━━ Working data

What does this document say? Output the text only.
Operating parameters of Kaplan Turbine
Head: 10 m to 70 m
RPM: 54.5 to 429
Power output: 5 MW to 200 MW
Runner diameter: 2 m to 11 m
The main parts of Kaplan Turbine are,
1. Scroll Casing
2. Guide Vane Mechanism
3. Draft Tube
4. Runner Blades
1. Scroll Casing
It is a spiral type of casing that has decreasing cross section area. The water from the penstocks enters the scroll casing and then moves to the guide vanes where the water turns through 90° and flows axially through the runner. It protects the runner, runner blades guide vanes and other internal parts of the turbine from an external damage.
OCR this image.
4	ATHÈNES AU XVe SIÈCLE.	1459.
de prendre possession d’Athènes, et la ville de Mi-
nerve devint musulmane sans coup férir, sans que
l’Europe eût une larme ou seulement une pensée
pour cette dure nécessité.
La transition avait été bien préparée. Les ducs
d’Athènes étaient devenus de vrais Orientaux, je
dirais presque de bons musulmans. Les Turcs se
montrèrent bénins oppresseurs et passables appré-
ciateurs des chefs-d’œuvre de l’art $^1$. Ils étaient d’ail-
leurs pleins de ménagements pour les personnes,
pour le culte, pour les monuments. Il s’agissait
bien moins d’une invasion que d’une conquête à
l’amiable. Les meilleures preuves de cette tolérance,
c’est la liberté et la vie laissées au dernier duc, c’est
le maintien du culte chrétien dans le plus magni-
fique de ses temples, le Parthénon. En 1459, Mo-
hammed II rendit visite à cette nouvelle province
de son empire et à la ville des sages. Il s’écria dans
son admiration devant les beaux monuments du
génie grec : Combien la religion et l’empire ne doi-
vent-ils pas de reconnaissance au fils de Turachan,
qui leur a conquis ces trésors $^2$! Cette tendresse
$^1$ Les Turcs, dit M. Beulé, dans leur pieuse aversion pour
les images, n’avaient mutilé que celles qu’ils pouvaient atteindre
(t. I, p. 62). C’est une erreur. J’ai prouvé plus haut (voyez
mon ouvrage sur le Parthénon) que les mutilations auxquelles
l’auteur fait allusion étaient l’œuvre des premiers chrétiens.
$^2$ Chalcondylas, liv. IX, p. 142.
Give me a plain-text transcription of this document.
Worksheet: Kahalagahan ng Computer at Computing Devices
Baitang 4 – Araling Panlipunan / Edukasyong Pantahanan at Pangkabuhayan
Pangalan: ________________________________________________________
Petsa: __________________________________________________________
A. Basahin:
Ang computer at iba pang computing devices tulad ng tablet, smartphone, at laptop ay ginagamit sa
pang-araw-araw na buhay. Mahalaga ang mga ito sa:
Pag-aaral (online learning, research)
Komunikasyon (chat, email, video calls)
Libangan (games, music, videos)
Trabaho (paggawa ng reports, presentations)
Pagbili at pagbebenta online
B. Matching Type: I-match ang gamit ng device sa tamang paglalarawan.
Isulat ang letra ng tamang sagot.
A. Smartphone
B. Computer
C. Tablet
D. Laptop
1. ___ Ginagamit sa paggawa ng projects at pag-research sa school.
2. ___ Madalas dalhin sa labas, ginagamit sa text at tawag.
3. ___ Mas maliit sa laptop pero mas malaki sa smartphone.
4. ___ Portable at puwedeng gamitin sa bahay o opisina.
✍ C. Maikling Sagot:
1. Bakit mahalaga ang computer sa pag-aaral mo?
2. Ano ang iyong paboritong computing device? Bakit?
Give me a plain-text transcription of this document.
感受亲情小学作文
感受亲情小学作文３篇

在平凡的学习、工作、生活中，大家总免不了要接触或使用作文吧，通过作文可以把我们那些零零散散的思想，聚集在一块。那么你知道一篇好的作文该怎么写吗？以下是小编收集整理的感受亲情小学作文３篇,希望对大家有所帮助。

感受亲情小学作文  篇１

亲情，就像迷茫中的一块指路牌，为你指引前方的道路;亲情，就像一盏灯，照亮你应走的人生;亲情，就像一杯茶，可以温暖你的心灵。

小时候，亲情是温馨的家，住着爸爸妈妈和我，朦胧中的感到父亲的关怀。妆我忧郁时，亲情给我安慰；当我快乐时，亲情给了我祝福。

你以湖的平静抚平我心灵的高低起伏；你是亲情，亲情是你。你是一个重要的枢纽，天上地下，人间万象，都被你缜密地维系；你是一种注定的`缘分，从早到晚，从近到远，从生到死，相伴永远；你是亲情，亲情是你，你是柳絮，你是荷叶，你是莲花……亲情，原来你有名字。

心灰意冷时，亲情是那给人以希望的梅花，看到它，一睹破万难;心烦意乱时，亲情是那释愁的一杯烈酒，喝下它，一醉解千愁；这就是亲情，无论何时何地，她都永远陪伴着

━━━━

■ What is needed: Go through the material above line by line and copy it exactly.

■ Final result:
What does this document say? Output the text only.
Operating parameters of Kaplan Turbine
Head: 10 m to 70 m
RPM: 54.5 to 429
Power output: 5 MW to 200 MW
Runner diameter: 2 m to 11 m
The main parts of Kaplan Turbine are,
1. Scroll Casing
2. Guide Vane Mechanism
3. Draft Tube
4. Runner Blades
1. Scroll Casing
It is a spiral type of casing that has decreasing cross section area. The water from the penstocks enters the scroll casing and then moves to the guide vanes where the water turns through 90° and flows axially through the runner. It protects the runner, runner blades guide vanes and other internal parts of the turbine from an external damage.
OCR this image.
4	ATHÈNES AU XVe SIÈCLE.	1459.
de prendre possession d’Athènes, et la ville de Mi-
nerve devint musulmane sans coup férir, sans que
l’Europe eût une larme ou seulement une pensée
pour cette dure nécessité.
La transition avait été bien préparée. Les ducs
d’Athènes étaient devenus de vrais Orientaux, je
dirais presque de bons musulmans. Les Turcs se
montrèrent bénins oppresseurs et passables appré-
ciateurs des chefs-d’œuvre de l’art $^1$. Ils étaient d’ail-
leurs pleins de ménagements pour les personnes,
pour le culte, pour les monuments. Il s’agissait
bien moins d’une invasion que d’une conquête à
l’amiable. Les meilleures preuves de cette tolérance,
c’est la liberté et la vie laissées au dernier duc, c’est
le maintien du culte chrétien dans le plus magni-
fique de ses temples, le Parthénon. En 1459, Mo-
hammed II rendit visite à cette nouvelle province
de son empire et à la ville des sages. Il s’écria dans
son admiration devant les beaux monuments du
génie grec : Combien la religion et l’empire ne doi-
vent-ils pas de reconnaissance au fils de Turachan,
qui leur a conquis ces trésors $^2$! Cette tendresse
$^1$ Les Turcs, dit M. Beulé, dans leur pieuse aversion pour
les images, n’avaient mutilé que celles qu’ils pouvaient atteindre
(t. I, p. 62). C’est une erreur. J’ai prouvé plus haut (voyez
mon ouvrage sur le Parthénon) que les mutilations auxquelles
l’auteur fait allusion étaient l’œuvre des premiers chrétiens.
$^2$ Chalcondylas, liv. IX, p. 142.
Give me a plain-text transcription of this document.
Worksheet: Kahalagahan ng Computer at Computing Devices
Baitang 4 – Araling Panlipunan / Edukasyong Pantahanan at Pangkabuhayan
Pangalan: ________________________________________________________
Petsa: __________________________________________________________
A. Basahin:
Ang computer at iba pang computing devices tulad ng tablet, smartphone, at laptop ay ginagamit sa
pang-araw-araw na buhay. Mahalaga ang mga ito sa:
Pag-aaral (online learning, research)
Komunikasyon (chat, email, video calls)
Libangan (games, music, videos)
Trabaho (paggawa ng reports, presentations)
Pagbili at pagbebenta online
B. Matching Type: I-match ang gamit ng device sa tamang paglalarawan.
Isulat ang letra ng tamang sagot.
A. Smartphone
B. Computer
C. Tablet
D. Laptop
1. ___ Ginagamit sa paggawa ng projects at pag-research sa school.
2. ___ Madalas dalhin sa labas, ginagamit sa text at tawag.
3. ___ Mas maliit sa laptop pero mas malaki sa smartphone.
4. ___ Portable at puwedeng gamitin sa bahay o opisina.
✍ C. Maikling Sagot:
1. Bakit mahalaga ang computer sa pag-aaral mo?
2. Ano ang iyong paboritong computing device? Bakit?
Give me a plain-text transcription of this document.
感受亲情小学作文
感受亲情小学作文３篇

在平凡的学习、工作、生活中，大家总免不了要接触或使用作文吧，通过作文可以把我们那些零零散散的思想，聚集在一块。那么你知道一篇好的作文该怎么写吗？以下是小编收集整理的感受亲情小学作文３篇,希望对大家有所帮助。

感受亲情小学作文  篇１

亲情，就像迷茫中的一块指路牌，为你指引前方的道路;亲情，就像一盏灯，照亮你应走的人生;亲情，就像一杯茶，可以温暖你的心灵。

小时候，亲情是温馨的家，住着爸爸妈妈和我，朦胧中的感到父亲的关怀。妆我忧郁时，亲情给我安慰；当我快乐时，亲情给了我祝福。

你以湖的平静抚平我心灵的高低起伏；你是亲情，亲情是你。你是一个重要的枢纽，天上地下，人间万象，都被你缜密地维系；你是一种注定的`缘分，从早到晚，从近到远，从生到死，相伴永远；你是亲情，亲情是你，你是柳絮，你是荷叶，你是莲花……亲情，原来你有名字。

心灰意冷时，亲情是那给人以希望的梅花，看到它，一睹破万难;心烦意乱时，亲情是那释愁的一杯烈酒，喝下它，一醉解千愁；这就是亲情，无论何时何地，她都永远陪伴着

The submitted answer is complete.